__Goal of the exercise__: Make an exact copy of the lines below.

[Dataset listings of figures]
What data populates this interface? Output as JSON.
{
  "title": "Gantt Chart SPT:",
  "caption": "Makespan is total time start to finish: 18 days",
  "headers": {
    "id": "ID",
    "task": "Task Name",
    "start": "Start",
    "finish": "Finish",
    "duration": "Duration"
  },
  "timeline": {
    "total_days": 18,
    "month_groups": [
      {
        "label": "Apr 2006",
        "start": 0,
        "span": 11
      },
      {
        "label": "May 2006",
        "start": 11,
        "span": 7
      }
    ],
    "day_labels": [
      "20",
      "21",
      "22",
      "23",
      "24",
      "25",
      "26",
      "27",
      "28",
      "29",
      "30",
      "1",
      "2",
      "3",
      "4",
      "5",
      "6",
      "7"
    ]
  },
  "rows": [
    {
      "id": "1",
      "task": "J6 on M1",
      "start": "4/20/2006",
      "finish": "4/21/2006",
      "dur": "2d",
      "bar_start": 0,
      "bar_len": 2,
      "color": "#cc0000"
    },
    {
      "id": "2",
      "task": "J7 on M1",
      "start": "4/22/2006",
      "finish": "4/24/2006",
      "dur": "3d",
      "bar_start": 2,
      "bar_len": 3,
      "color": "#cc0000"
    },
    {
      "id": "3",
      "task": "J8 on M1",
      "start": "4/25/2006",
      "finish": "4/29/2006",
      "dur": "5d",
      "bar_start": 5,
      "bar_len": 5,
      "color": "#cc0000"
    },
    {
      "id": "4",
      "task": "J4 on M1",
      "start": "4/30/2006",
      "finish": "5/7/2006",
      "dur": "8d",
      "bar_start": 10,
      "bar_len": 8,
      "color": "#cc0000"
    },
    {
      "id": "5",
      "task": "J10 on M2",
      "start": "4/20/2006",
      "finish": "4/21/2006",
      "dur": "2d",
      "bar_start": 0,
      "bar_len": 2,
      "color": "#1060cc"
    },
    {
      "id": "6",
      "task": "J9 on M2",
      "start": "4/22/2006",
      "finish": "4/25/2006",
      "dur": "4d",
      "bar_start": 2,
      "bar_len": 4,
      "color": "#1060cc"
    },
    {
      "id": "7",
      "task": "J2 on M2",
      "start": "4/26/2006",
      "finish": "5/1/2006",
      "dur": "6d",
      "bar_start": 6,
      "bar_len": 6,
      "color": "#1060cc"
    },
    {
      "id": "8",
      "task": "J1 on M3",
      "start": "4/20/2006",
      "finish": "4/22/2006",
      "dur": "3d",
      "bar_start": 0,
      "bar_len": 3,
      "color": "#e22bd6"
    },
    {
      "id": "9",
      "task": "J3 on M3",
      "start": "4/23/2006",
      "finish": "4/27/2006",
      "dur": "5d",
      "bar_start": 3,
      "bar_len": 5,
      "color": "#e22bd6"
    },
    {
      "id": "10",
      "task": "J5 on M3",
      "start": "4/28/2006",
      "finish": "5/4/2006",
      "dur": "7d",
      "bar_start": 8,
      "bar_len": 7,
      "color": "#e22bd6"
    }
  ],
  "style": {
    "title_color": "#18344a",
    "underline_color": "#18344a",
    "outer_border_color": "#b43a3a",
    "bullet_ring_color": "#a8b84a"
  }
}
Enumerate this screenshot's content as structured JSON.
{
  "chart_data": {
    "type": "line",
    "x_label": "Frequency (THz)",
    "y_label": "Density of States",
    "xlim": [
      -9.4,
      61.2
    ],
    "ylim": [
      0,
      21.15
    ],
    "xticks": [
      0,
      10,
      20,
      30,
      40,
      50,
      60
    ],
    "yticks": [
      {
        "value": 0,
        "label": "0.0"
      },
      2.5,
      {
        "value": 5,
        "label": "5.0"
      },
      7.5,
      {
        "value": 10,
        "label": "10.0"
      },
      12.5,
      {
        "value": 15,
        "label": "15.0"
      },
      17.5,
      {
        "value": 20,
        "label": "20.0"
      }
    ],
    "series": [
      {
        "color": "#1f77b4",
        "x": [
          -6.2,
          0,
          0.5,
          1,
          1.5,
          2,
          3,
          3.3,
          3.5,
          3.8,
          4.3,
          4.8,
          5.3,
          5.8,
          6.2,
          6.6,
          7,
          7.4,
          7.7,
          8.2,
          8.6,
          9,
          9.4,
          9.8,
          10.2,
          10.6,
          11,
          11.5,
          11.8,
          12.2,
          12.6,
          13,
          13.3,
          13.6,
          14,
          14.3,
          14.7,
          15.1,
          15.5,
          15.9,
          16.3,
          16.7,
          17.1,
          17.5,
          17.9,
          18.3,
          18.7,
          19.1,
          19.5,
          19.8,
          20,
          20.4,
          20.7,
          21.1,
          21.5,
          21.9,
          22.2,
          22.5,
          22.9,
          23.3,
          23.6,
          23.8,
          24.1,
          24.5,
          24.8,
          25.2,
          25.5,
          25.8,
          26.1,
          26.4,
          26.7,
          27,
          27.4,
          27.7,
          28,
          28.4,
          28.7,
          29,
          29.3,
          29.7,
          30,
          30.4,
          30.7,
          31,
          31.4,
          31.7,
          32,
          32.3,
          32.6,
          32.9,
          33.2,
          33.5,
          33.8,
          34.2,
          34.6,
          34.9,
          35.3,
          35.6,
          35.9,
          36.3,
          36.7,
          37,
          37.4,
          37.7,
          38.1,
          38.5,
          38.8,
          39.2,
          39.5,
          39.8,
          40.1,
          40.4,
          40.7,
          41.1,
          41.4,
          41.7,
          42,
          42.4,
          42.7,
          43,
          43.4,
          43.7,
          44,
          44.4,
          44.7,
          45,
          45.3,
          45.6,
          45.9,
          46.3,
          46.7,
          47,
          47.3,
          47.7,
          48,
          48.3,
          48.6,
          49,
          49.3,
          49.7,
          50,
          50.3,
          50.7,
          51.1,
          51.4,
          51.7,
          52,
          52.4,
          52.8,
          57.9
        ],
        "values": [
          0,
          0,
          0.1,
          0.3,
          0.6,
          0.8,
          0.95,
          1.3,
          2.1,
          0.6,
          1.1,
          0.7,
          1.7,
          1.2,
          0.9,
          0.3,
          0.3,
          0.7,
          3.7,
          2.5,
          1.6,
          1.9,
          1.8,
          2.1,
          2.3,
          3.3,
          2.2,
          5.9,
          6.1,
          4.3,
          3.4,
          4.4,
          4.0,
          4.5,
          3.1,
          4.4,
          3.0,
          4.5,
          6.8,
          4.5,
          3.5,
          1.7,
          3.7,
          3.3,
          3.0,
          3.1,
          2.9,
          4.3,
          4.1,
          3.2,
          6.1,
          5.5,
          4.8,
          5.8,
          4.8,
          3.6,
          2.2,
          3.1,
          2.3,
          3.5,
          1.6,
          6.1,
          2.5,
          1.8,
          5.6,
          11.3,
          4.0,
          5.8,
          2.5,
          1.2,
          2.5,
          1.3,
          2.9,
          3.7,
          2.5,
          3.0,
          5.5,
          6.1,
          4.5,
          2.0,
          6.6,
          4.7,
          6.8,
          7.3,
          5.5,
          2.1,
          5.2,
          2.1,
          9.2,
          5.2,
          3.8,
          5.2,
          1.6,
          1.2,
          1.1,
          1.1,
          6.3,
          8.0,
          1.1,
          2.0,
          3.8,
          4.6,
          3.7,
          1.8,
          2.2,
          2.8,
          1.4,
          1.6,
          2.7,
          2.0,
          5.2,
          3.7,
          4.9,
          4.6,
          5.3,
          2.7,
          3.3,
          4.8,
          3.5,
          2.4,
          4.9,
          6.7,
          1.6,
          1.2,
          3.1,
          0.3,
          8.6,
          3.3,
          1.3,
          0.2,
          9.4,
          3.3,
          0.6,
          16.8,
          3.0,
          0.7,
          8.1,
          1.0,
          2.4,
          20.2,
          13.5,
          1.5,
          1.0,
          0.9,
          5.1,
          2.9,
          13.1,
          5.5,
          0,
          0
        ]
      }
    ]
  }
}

__Solution for this problem__:
What data populates this interface? Output as JSON.
{
  "title": "Gantt Chart SPT:",
  "caption": "Makespan is total time start to finish: 18 days",
  "headers": {
    "id": "ID",
    "task": "Task Name",
    "start": "Start",
    "finish": "Finish",
    "duration": "Duration"
  },
  "timeline": {
    "total_days": 18,
    "month_groups": [
      {
        "label": "Apr 2006",
        "start": 0,
        "span": 11
      },
      {
        "label": "May 2006",
        "start": 11,
        "span": 7
      }
    ],
    "day_labels": [
      "20",
      "21",
      "22",
      "23",
      "24",
      "25",
      "26",
      "27",
      "28",
      "29",
      "30",
      "1",
      "2",
      "3",
      "4",
      "5",
      "6",
      "7"
    ]
  },
  "rows": [
    {
      "id": "1",
      "task": "J6 on M1",
      "start": "4/20/2006",
      "finish": "4/21/2006",
      "dur": "2d",
      "bar_start": 0,
      "bar_len": 2,
      "color": "#cc0000"
    },
    {
      "id": "2",
      "task": "J7 on M1",
      "start": "4/22/2006",
      "finish": "4/24/2006",
      "dur": "3d",
      "bar_start": 2,
      "bar_len": 3,
      "color": "#cc0000"
    },
    {
      "id": "3",
      "task": "J8 on M1",
      "start": "4/25/2006",
      "finish": "4/29/2006",
      "dur": "5d",
      "bar_start": 5,
      "bar_len": 5,
      "color": "#cc0000"
    },
    {
      "id": "4",
      "task": "J4 on M1",
      "start": "4/30/2006",
      "finish": "5/7/2006",
      "dur": "8d",
      "bar_start": 10,
      "bar_len": 8,
      "color": "#cc0000"
    },
    {
      "id": "5",
      "task": "J10 on M2",
      "start": "4/20/2006",
      "finish": "4/21/2006",
      "dur": "2d",
      "bar_start": 0,
      "bar_len": 2,
      "color": "#1060cc"
    },
    {
      "id": "6",
      "task": "J9 on M2",
      "start": "4/22/2006",
      "finish": "4/25/2006",
      "dur": "4d",
      "bar_start": 2,
      "bar_len": 4,
      "color": "#1060cc"
    },
    {
      "id": "7",
      "task": "J2 on M2",
      "start": "4/26/2006",
      "finish": "5/1/2006",
      "dur": "6d",
      "bar_start": 6,
      "bar_len": 6,
      "color": "#1060cc"
    },
    {
      "id": "8",
      "task": "J1 on M3",
      "start": "4/20/2006",
      "finish": "4/22/2006",
      "dur": "3d",
      "bar_start": 0,
      "bar_len": 3,
      "color": "#e22bd6"
    },
    {
      "id": "9",
      "task": "J3 on M3",
      "start": "4/23/2006",
      "finish": "4/27/2006",
      "dur": "5d",
      "bar_start": 3,
      "bar_len": 5,
      "color": "#e22bd6"
    },
    {
      "id": "10",
      "task": "J5 on M3",
      "start": "4/28/2006",
      "finish": "5/4/2006",
      "dur": "7d",
      "bar_start": 8,
      "bar_len": 7,
      "color": "#e22bd6"
    }
  ],
  "style": {
    "title_color": "#18344a",
    "underline_color": "#18344a",
    "outer_border_color": "#b43a3a",
    "bullet_ring_color": "#a8b84a"
  }
}
Enumerate this screenshot's content as structured JSON.
{
  "chart_data": {
    "type": "line",
    "x_label": "Frequency (THz)",
    "y_label": "Density of States",
    "xlim": [
      -9.4,
      61.2
    ],
    "ylim": [
      0,
      21.15
    ],
    "xticks": [
      0,
      10,
      20,
      30,
      40,
      50,
      60
    ],
    "yticks": [
      {
        "value": 0,
        "label": "0.0"
      },
      2.5,
      {
        "value": 5,
        "label": "5.0"
      },
      7.5,
      {
        "value": 10,
        "label": "10.0"
      },
      12.5,
      {
        "value": 15,
        "label": "15.0"
      },
      17.5,
      {
        "value": 20,
        "label": "20.0"
      }
    ],
    "series": [
      {
        "color": "#1f77b4",
        "x": [
          -6.2,
          0,
          0.5,
          1,
          1.5,
          2,
          3,
          3.3,
          3.5,
          3.8,
          4.3,
          4.8,
          5.3,
          5.8,
          6.2,
          6.6,
          7,
          7.4,
          7.7,
          8.2,
          8.6,
          9,
          9.4,
          9.8,
          10.2,
          10.6,
          11,
          11.5,
          11.8,
          12.2,
          12.6,
          13,
          13.3,
          13.6,
          14,
          14.3,
          14.7,
          15.1,
          15.5,
          15.9,
          16.3,
          16.7,
          17.1,
          17.5,
          17.9,
          18.3,
          18.7,
          19.1,
          19.5,
          19.8,
          20,
          20.4,
          20.7,
          21.1,
          21.5,
          21.9,
          22.2,
          22.5,
          22.9,
          23.3,
          23.6,
          23.8,
          24.1,
          24.5,
          24.8,
          25.2,
          25.5,
          25.8,
          26.1,
          26.4,
          26.7,
          27,
          27.4,
          27.7,
          28,
          28.4,
          28.7,
          29,
          29.3,
          29.7,
          30,
          30.4,
          30.7,
          31,
          31.4,
          31.7,
          32,
          32.3,
          32.6,
          32.9,
          33.2,
          33.5,
          33.8,
          34.2,
          34.6,
          34.9,
          35.3,
          35.6,
          35.9,
          36.3,
          36.7,
          37,
          37.4,
          37.7,
          38.1,
          38.5,
          38.8,
          39.2,
          39.5,
          39.8,
          40.1,
          40.4,
          40.7,
          41.1,
          41.4,
          41.7,
          42,
          42.4,
          42.7,
          43,
          43.4,
          43.7,
          44,
          44.4,
          44.7,
          45,
          45.3,
          45.6,
          45.9,
          46.3,
          46.7,
          47,
          47.3,
          47.7,
          48,
          48.3,
          48.6,
          49,
          49.3,
          49.7,
          50,
          50.3,
          50.7,
          51.1,
          51.4,
          51.7,
          52,
          52.4,
          52.8,
          57.9
        ],
        "values": [
          0,
          0,
          0.1,
          0.3,
          0.6,
          0.8,
          0.95,
          1.3,
          2.1,
          0.6,
          1.1,
          0.7,
          1.7,
          1.2,
          0.9,
          0.3,
          0.3,
          0.7,
          3.7,
          2.5,
          1.6,
          1.9,
          1.8,
          2.1,
          2.3,
          3.3,
          2.2,
          5.9,
          6.1,
          4.3,
          3.4,
          4.4,
          4.0,
          4.5,
          3.1,
          4.4,
          3.0,
          4.5,
          6.8,
          4.5,
          3.5,
          1.7,
          3.7,
          3.3,
          3.0,
          3.1,
          2.9,
          4.3,
          4.1,
          3.2,
          6.1,
          5.5,
          4.8,
          5.8,
          4.8,
          3.6,
          2.2,
          3.1,
          2.3,
          3.5,
          1.6,
          6.1,
          2.5,
          1.8,
          5.6,
          11.3,
          4.0,
          5.8,
          2.5,
          1.2,
          2.5,
          1.3,
          2.9,
          3.7,
          2.5,
          3.0,
          5.5,
          6.1,
          4.5,
          2.0,
          6.6,
          4.7,
          6.8,
          7.3,
          5.5,
          2.1,
          5.2,
          2.1,
          9.2,
          5.2,
          3.8,
          5.2,
          1.6,
          1.2,
          1.1,
          1.1,
          6.3,
          8.0,
          1.1,
          2.0,
          3.8,
          4.6,
          3.7,
          1.8,
          2.2,
          2.8,
          1.4,
          1.6,
          2.7,
          2.0,
          5.2,
          3.7,
          4.9,
          4.6,
          5.3,
          2.7,
          3.3,
          4.8,
          3.5,
          2.4,
          4.9,
          6.7,
          1.6,
          1.2,
          3.1,
          0.3,
          8.6,
          3.3,
          1.3,
          0.2,
          9.4,
          3.3,
          0.6,
          16.8,
          3.0,
          0.7,
          8.1,
          1.0,
          2.4,
          20.2,
          13.5,
          1.5,
          1.0,
          0.9,
          5.1,
          2.9,
          13.1,
          5.5,
          0,
          0
        ]
      }
    ]
  }
}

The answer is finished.